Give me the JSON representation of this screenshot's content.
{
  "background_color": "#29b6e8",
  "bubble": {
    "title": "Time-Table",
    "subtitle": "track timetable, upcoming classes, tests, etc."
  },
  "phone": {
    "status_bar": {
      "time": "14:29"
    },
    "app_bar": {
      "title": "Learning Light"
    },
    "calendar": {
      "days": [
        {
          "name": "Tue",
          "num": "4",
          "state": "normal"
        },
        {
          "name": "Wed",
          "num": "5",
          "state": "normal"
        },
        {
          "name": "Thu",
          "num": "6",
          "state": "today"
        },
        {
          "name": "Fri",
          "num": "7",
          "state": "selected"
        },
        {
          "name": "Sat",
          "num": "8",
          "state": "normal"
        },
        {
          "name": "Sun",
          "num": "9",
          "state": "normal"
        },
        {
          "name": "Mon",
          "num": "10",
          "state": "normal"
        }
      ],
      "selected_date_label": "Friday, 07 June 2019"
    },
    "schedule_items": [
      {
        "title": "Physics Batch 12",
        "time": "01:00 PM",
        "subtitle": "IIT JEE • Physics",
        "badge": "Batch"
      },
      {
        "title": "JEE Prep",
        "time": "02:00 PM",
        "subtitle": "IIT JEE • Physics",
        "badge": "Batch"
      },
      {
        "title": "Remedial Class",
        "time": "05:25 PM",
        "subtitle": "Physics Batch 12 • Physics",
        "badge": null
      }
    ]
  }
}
.....
» WORK INSTRUCTIONS: Reproduce all the records precisely.

» COMPLETE RESPONSE:
Give me the JSON representation of this screenshot's content.
{
  "background_color": "#29b6e8",
  "bubble": {
    "title": "Time-Table",
    "subtitle": "track timetable, upcoming classes, tests, etc."
  },
  "phone": {
    "status_bar": {
      "time": "14:29"
    },
    "app_bar": {
      "title": "Learning Light"
    },
    "calendar": {
      "days": [
        {
          "name": "Tue",
          "num": "4",
          "state": "normal"
        },
        {
          "name": "Wed",
          "num": "5",
          "state": "normal"
        },
        {
          "name": "Thu",
          "num": "6",
          "state": "today"
        },
        {
          "name": "Fri",
          "num": "7",
          "state": "selected"
        },
        {
          "name": "Sat",
          "num": "8",
          "state": "normal"
        },
        {
          "name": "Sun",
          "num": "9",
          "state": "normal"
        },
        {
          "name": "Mon",
          "num": "10",
          "state": "normal"
        }
      ],
      "selected_date_label": "Friday, 07 June 2019"
    },
    "schedule_items": [
      {
        "title": "Physics Batch 12",
        "time": "01:00 PM",
        "subtitle": "IIT JEE • Physics",
        "badge": "Batch"
      },
      {
        "title": "JEE Prep",
        "time": "02:00 PM",
        "subtitle": "IIT JEE • Physics",
        "badge": "Batch"
      },
      {
        "title": "Remedial Class",
        "time": "05:25 PM",
        "subtitle": "Physics Batch 12 • Physics",
        "badge": null
      }
    ]
  }
}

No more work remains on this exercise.